_SELECTED TEXT_.
+===+
This is a guide for service based businesses on how to cold call Fortune 500 companies and pitch them an innovative idea. Step by step guide on how we booked meetings with 6 Fortune 500 companies in 6 days.

Few weeks ago we hired a cold caller and the strategy has been working so well that we had to share it.

This is a cold calling strategy that works.

Cold email works, but in some situations cold calling works better.

What we’ve been doing is having our cold caller reach out to the enterprise for mobile app development projects.

And by enterprise I mean Fortune 500 companies. The biggest companies in the world.

In the first six days of our cold caller doing this we were able to score meetings with a bunch of well-known companies. I’m sure you recognize some of these logos.

This wasn’t hard. Why it wasn’t, remains an unknown to me. But I think the reason falls somewhere between nobody cold calling at all or nobody cold calling correctly.

Either way, in this post I’m going to lay it all out. I’ll show you the exact strategy we’re using to make these calls and book these meetings.

But first, let me preface this with a very important question you need to ask yourself before you pursue enterprise clients.
+===+
_AIM OF THE EXERCISE_. Reproduce the cold-calling guide word for word, everything from "What we’ve been" down to "cold calling correctly.".

_DATA EXTRACT_.
+===+
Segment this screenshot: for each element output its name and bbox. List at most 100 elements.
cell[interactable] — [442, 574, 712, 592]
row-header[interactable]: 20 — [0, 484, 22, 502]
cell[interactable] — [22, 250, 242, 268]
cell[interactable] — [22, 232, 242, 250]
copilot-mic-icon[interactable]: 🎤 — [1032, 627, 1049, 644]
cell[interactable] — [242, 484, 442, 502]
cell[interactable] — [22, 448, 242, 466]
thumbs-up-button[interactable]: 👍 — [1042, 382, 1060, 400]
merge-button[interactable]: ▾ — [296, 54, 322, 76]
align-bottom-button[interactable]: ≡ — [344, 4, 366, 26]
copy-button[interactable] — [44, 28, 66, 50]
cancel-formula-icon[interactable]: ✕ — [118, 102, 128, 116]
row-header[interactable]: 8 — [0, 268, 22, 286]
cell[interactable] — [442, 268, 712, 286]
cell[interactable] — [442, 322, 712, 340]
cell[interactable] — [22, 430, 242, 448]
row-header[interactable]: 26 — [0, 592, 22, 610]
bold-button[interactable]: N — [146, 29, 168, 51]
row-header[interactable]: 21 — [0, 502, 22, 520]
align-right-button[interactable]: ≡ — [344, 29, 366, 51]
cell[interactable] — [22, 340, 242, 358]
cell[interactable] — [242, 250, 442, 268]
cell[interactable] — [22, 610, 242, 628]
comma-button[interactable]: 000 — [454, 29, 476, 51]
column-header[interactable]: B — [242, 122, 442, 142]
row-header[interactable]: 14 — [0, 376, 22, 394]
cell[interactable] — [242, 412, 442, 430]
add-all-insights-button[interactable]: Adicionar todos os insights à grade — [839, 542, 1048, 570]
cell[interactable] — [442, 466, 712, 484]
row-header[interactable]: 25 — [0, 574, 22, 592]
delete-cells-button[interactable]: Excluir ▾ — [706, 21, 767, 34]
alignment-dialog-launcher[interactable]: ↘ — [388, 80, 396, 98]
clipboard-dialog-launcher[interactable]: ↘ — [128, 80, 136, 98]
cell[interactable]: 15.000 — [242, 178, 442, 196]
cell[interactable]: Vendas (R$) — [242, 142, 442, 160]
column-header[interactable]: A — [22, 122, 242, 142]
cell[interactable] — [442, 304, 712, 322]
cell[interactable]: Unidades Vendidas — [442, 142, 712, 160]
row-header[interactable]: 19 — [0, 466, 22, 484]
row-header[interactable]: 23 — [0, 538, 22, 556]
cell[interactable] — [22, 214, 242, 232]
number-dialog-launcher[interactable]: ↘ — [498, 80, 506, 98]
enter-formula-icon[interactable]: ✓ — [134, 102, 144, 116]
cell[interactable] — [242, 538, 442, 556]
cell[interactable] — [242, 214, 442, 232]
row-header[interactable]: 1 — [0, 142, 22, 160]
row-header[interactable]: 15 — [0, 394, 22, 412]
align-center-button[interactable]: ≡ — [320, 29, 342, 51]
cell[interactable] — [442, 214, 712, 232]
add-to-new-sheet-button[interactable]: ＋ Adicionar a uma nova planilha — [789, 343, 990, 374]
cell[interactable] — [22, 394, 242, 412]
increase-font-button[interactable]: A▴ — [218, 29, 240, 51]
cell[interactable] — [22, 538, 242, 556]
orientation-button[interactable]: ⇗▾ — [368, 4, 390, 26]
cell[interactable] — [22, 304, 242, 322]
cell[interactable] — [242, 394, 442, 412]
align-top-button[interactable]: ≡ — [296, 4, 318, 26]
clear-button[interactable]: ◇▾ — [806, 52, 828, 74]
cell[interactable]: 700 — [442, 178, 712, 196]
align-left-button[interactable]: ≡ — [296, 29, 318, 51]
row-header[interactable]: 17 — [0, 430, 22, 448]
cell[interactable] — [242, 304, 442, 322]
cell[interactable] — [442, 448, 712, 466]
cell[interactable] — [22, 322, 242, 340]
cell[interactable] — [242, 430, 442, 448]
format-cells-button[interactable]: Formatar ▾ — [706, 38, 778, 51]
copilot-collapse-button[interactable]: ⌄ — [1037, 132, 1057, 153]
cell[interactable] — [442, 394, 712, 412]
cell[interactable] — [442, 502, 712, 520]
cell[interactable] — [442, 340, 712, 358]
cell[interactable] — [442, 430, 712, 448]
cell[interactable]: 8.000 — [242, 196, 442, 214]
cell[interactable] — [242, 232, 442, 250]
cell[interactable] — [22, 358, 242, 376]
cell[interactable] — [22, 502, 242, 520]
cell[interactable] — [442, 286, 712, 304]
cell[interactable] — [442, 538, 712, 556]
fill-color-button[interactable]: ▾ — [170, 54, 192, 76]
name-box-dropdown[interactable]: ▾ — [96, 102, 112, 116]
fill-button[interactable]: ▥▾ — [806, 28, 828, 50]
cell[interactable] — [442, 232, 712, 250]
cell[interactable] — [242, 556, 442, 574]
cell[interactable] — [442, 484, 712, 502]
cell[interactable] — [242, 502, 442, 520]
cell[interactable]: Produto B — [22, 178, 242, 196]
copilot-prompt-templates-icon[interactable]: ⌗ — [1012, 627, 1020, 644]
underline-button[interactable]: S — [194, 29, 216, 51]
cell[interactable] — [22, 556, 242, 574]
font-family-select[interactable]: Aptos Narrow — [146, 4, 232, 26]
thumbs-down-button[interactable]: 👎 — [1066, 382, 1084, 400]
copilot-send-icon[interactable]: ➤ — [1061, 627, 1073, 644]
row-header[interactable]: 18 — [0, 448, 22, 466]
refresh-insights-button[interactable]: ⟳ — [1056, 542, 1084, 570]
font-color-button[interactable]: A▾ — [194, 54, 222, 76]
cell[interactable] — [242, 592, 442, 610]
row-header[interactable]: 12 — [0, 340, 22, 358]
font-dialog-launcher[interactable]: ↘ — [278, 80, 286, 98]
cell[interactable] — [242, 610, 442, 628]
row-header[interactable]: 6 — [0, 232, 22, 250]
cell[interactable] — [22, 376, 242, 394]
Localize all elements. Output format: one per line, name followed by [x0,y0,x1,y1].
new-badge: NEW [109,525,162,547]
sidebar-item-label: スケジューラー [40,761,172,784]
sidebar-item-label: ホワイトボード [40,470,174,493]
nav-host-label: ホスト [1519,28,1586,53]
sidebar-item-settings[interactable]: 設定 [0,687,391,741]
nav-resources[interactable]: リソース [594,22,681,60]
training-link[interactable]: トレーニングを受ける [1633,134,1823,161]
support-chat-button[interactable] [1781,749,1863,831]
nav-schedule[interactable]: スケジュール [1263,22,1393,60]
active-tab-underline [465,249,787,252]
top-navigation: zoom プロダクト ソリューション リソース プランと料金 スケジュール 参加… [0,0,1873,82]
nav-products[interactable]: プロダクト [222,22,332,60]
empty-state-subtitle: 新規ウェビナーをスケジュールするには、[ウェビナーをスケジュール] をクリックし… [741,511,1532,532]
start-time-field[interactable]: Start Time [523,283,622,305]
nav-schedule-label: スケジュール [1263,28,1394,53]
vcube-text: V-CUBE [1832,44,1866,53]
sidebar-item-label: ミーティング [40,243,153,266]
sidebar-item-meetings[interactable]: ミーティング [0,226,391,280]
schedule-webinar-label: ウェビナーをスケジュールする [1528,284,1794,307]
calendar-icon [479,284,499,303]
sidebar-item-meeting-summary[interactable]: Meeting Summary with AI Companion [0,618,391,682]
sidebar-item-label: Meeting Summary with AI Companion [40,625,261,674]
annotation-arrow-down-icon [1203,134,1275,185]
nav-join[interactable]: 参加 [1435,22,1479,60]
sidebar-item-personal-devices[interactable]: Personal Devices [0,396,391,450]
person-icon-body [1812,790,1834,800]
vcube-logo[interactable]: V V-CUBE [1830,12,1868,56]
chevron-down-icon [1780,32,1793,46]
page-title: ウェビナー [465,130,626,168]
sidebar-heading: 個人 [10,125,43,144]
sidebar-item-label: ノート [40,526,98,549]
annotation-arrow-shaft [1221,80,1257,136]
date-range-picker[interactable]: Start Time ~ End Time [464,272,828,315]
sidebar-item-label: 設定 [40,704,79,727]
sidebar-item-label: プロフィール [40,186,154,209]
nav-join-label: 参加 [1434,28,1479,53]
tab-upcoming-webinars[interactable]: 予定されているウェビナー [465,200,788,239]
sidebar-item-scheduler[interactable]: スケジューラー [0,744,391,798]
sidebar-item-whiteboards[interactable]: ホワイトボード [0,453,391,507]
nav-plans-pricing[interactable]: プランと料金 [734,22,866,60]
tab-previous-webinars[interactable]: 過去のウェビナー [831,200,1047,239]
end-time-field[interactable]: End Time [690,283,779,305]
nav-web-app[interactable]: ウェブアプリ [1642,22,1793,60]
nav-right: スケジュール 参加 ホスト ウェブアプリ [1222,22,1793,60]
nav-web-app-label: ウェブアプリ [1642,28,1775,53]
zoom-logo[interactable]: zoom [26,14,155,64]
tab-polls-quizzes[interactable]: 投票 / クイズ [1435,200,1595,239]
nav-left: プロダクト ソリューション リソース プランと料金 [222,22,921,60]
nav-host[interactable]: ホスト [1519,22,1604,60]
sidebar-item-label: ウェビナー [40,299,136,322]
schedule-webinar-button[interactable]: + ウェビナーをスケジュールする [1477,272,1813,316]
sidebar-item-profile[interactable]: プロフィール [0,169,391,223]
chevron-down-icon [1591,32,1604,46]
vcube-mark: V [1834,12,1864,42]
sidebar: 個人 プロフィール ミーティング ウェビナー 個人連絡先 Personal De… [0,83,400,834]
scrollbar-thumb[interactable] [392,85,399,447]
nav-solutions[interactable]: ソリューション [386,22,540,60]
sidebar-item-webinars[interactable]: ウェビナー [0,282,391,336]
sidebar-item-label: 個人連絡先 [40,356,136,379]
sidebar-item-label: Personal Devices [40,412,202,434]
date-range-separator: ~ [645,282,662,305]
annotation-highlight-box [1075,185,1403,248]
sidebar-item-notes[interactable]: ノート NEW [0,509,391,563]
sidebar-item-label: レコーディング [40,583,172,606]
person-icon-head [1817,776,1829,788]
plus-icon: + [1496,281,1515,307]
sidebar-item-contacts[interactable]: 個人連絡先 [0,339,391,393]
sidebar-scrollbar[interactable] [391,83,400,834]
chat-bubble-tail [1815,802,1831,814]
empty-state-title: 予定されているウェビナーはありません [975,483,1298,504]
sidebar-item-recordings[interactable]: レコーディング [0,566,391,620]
+===+
_EXERCISE RESULT_.
What we’ve been doing is having our cold caller reach out to the enterprise for mobile app development projects.

And by enterprise I mean Fortune 500 companies. The biggest companies in the world.

In the first six days of our cold caller doing this we were able to score meetings with a bunch of well-known companies. I’m sure you recognize some of these logos.

This wasn’t hard. Why it wasn’t, remains an unknown to me. But I think the reason falls somewhere between nobody cold calling at all or nobody cold calling correctly.